## [Prompt]
Below are the records; reproduce all of them exactly but without any images.

[Saved entries]

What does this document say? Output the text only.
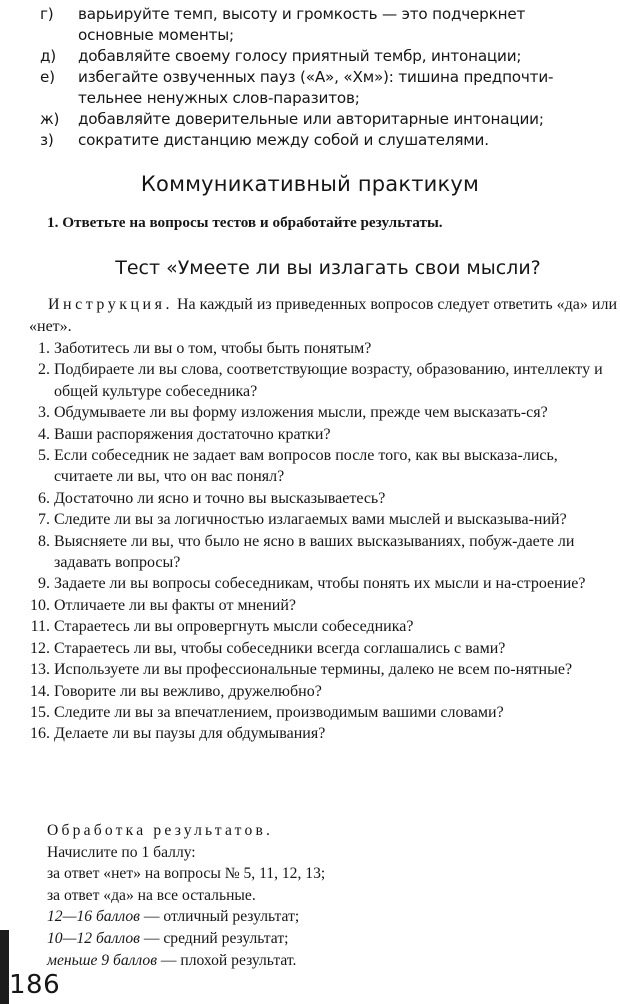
г)	варьируйте темп, высоту и громкость — это подчеркнет
основные моменты;
д)	добавляйте своему голосу приятный тембр, интонации;
е)	избегайте озвученных пауз («А», «Хм»): тишина предпочти-
тельнее ненужных слов-паразитов;
ж)	добавляйте доверительные или авторитарные интонации;
з)	сократите дистанцию между собой и слушателями.
Коммуникативный практикум
1. Ответьте на вопросы тестов и обработайте результаты.
Тест «Умеете ли вы излагать свои мысли?
Инструкция. На каждый из приведенных вопросов следует ответить «да» или «нет».
1. Заботитесь ли вы о том, чтобы быть понятым?
2. Подбираете ли вы слова, соответствующие возрасту, образованию, интеллекту и общей культуре собеседника?
3. Обдумываете ли вы форму изложения мысли, прежде чем высказать-ся?
4. Ваши распоряжения достаточно кратки?
5. Если собеседник не задает вам вопросов после того, как вы высказа-лись, считаете ли вы, что он вас понял?
6. Достаточно ли ясно и точно вы высказываетесь?
7. Следите ли вы за логичностью излагаемых вами мыслей и высказыва-ний?
8. Выясняете ли вы, что было не ясно в ваших высказываниях, побуж-даете ли задавать вопросы?
9. Задаете ли вы вопросы собеседникам, чтобы понять их мысли и на-строение?
10. Отличаете ли вы факты от мнений?
11. Стараетесь ли вы опровергнуть мысли собеседника?
12. Стараетесь ли вы, чтобы собеседники всегда соглашались с вами?
13. Используете ли вы профессиональные термины, далеко не всем по-нятные?
14. Говорите ли вы вежливо, дружелюбно?
15. Следите ли вы за впечатлением, производимым вашими словами?
16. Делаете ли вы паузы для обдумывания?
Обработка результатов.
Начислите по 1 баллу:
за ответ «нет» на вопросы № 5, 11, 12, 13;
за ответ «да» на все остальные.
12—16 баллов — отличный результат;
10—12 баллов — средний результат;
меньше 9 баллов — плохой результат.
186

## [Finished exercise]
What does this document say? Output the text only.
г)	варьируйте темп, высоту и громкость — это подчеркнет
основные моменты;
д)	добавляйте своему голосу приятный тембр, интонации;
е)	избегайте озвученных пауз («А», «Хм»): тишина предпочти-
тельнее ненужных слов-паразитов;
ж)	добавляйте доверительные или авторитарные интонации;
з)	сократите дистанцию между собой и слушателями.
Коммуникативный практикум
1. Ответьте на вопросы тестов и обработайте результаты.
Тест «Умеете ли вы излагать свои мысли?
Инструкция. На каждый из приведенных вопросов следует ответить «да» или «нет».
1. Заботитесь ли вы о том, чтобы быть понятым?
2. Подбираете ли вы слова, соответствующие возрасту, образованию, интеллекту и общей культуре собеседника?
3. Обдумываете ли вы форму изложения мысли, прежде чем высказать-ся?
4. Ваши распоряжения достаточно кратки?
5. Если собеседник не задает вам вопросов после того, как вы высказа-лись, считаете ли вы, что он вас понял?
6. Достаточно ли ясно и точно вы высказываетесь?
7. Следите ли вы за логичностью излагаемых вами мыслей и высказыва-ний?
8. Выясняете ли вы, что было не ясно в ваших высказываниях, побуж-даете ли задавать вопросы?
9. Задаете ли вы вопросы собеседникам, чтобы понять их мысли и на-строение?
10. Отличаете ли вы факты от мнений?
11. Стараетесь ли вы опровергнуть мысли собеседника?
12. Стараетесь ли вы, чтобы собеседники всегда соглашались с вами?
13. Используете ли вы профессиональные термины, далеко не всем по-нятные?
14. Говорите ли вы вежливо, дружелюбно?
15. Следите ли вы за впечатлением, производимым вашими словами?
16. Делаете ли вы паузы для обдумывания?
Обработка результатов.
Начислите по 1 баллу:
за ответ «нет» на вопросы № 5, 11, 12, 13;
за ответ «да» на все остальные.
12—16 баллов — отличный результат;
10—12 баллов — средний результат;
меньше 9 баллов — плохой результат.
186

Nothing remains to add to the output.